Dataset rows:
________________________________________
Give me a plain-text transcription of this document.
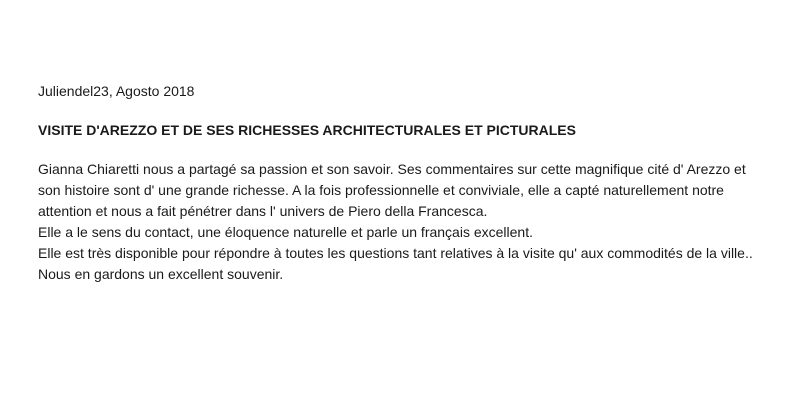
Juliendel23, Agosto 2018
VISITE D'AREZZO ET DE SES RICHESSES ARCHITECTURALES ET PICTURALES

Gianna Chiaretti nous a partagé sa passion et son savoir. Ses commentaires sur cette magnifique cité d' Arezzo et son histoire sont d' une grande richesse. A la fois professionnelle et conviviale, elle a capté naturellement notre attention et nous a fait pénétrer dans l' univers de Piero della Francesca.

Elle a le sens du contact, une éloquence naturelle et parle un français excellent.

Elle est très disponible pour répondre à toutes les questions tant relatives à la visite qu' aux commodités de la ville..

Nous en gardons un excellent souvenir.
________________________________________
** Set exercise **
All records above are to be printed exactly, minus the pictures they contain.

** Response **
Give me a plain-text transcription of this document.
Juliendel23, Agosto 2018
VISITE D'AREZZO ET DE SES RICHESSES ARCHITECTURALES ET PICTURALES

Gianna Chiaretti nous a partagé sa passion et son savoir. Ses commentaires sur cette magnifique cité d' Arezzo et son histoire sont d' une grande richesse. A la fois professionnelle et conviviale, elle a capté naturellement notre attention et nous a fait pénétrer dans l' univers de Piero della Francesca.

Elle a le sens du contact, une éloquence naturelle et parle un français excellent.

Elle est très disponible pour répondre à toutes les questions tant relatives à la visite qu' aux commodités de la ville..

Nous en gardons un excellent souvenir.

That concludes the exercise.